-- start of Records --

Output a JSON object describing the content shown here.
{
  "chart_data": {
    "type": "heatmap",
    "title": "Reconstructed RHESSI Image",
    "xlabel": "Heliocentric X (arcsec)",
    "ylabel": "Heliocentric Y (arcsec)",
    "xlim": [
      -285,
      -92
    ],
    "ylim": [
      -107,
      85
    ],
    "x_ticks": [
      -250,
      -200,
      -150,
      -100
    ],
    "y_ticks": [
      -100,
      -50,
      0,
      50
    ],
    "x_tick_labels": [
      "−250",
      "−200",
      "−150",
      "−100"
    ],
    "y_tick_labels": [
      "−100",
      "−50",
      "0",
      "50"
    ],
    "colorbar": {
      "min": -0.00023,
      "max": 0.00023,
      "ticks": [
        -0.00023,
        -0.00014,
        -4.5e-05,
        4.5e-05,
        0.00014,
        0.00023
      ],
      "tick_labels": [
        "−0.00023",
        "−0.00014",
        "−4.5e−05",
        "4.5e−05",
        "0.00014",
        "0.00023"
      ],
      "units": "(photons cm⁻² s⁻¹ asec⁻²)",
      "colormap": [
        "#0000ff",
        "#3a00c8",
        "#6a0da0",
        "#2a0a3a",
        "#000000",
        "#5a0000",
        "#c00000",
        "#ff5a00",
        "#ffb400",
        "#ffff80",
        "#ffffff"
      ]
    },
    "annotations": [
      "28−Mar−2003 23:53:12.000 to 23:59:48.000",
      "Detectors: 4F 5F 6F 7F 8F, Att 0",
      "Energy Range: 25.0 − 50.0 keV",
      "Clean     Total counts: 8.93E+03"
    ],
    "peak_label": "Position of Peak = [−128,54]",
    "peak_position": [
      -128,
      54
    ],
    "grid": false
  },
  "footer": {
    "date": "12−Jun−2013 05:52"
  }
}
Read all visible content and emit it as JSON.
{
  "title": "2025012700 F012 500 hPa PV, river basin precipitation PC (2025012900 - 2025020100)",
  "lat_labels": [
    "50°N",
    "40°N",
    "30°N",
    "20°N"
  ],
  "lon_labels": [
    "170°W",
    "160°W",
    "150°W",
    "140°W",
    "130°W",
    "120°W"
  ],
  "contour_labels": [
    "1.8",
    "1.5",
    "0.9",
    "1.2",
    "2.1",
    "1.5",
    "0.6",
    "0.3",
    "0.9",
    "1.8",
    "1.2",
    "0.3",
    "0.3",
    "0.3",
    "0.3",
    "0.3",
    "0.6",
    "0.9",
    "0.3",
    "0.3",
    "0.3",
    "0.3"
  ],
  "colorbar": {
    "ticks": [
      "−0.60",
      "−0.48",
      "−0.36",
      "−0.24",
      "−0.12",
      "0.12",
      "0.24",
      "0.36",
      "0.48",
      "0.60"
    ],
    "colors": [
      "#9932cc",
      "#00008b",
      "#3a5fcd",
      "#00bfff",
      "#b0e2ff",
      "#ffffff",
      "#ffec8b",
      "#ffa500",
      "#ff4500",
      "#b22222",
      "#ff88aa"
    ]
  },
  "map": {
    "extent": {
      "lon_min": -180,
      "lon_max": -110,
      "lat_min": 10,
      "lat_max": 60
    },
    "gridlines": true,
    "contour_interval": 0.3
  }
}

-- end of Records --

* Short task:
Locate "Read all visible content and emit it as JSON." in the material, then quote the line that contains it and all lines after it through the final one.

* Expected output:
Read all visible content and emit it as JSON.
{
  "title": "2025012700 F012 500 hPa PV, river basin precipitation PC (2025012900 - 2025020100)",
  "lat_labels": [
    "50°N",
    "40°N",
    "30°N",
    "20°N"
  ],
  "lon_labels": [
    "170°W",
    "160°W",
    "150°W",
    "140°W",
    "130°W",
    "120°W"
  ],
  "contour_labels": [
    "1.8",
    "1.5",
    "0.9",
    "1.2",
    "2.1",
    "1.5",
    "0.6",
    "0.3",
    "0.9",
    "1.8",
    "1.2",
    "0.3",
    "0.3",
    "0.3",
    "0.3",
    "0.3",
    "0.6",
    "0.9",
    "0.3",
    "0.3",
    "0.3",
    "0.3"
  ],
  "colorbar": {
    "ticks": [
      "−0.60",
      "−0.48",
      "−0.36",
      "−0.24",
      "−0.12",
      "0.12",
      "0.24",
      "0.36",
      "0.48",
      "0.60"
    ],
    "colors": [
      "#9932cc",
      "#00008b",
      "#3a5fcd",
      "#00bfff",
      "#b0e2ff",
      "#ffffff",
      "#ffec8b",
      "#ffa500",
      "#ff4500",
      "#b22222",
      "#ff88aa"
    ]
  },
  "map": {
    "extent": {
      "lon_min": -180,
      "lon_max": -110,
      "lat_min": 10,
      "lat_max": 60
    },
    "gridlines": true,
    "contour_interval": 0.3
  }
}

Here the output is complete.